▶ _Written instruction_
Locate all lines with the word "companies" and copy them out.

▶ _Extracted entries_
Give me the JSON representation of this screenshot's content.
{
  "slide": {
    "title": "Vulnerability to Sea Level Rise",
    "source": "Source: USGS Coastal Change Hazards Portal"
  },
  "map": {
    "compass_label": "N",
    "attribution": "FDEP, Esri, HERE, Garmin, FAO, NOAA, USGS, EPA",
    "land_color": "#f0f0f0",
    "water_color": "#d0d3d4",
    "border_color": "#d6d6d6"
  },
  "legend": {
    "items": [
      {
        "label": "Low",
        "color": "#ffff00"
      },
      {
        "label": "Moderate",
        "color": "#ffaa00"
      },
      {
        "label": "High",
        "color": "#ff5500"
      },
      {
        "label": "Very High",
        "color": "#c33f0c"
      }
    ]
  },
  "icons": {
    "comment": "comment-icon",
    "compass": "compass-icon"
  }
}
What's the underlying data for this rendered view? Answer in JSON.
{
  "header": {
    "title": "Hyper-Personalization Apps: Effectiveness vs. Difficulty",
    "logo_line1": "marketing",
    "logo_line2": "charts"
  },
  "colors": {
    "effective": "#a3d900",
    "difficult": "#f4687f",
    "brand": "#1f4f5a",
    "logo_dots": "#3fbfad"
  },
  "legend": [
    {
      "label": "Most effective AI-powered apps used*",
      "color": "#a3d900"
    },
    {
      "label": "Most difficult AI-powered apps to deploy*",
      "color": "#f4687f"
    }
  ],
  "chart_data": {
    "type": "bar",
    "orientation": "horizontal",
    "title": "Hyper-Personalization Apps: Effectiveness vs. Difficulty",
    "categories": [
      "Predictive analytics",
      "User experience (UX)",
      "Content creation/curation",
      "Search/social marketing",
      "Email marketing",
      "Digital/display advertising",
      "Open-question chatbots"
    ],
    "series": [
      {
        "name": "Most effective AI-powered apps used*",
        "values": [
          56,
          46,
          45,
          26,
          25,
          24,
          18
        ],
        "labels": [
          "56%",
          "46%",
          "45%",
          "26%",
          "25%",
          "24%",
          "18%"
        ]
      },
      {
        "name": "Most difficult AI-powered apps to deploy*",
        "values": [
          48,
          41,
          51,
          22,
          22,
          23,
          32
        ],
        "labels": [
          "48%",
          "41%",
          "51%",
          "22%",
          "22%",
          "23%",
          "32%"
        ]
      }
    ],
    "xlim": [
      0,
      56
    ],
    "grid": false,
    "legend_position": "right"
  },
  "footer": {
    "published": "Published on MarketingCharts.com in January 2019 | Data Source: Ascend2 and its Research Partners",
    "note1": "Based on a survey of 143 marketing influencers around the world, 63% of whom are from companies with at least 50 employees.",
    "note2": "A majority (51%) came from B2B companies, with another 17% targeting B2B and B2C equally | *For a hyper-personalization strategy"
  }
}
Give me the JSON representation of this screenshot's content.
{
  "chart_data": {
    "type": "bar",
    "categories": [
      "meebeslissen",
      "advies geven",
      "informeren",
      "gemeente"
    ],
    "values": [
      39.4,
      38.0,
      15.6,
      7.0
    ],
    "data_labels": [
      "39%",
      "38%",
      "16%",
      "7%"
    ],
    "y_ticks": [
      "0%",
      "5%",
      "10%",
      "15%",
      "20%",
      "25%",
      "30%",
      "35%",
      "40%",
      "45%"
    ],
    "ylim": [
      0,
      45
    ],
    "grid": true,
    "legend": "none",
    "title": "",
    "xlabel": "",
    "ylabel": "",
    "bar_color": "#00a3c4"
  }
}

▶ _Task output_
    "note1": "Based on a survey of 143 marketing influencers around the world, 63% of whom are from companies with at least 50 employees.",
    "note2": "A majority (51%) came from B2B companies, with another 17% targeting B2B and B2C equally | *For a hyper-personalization strategy"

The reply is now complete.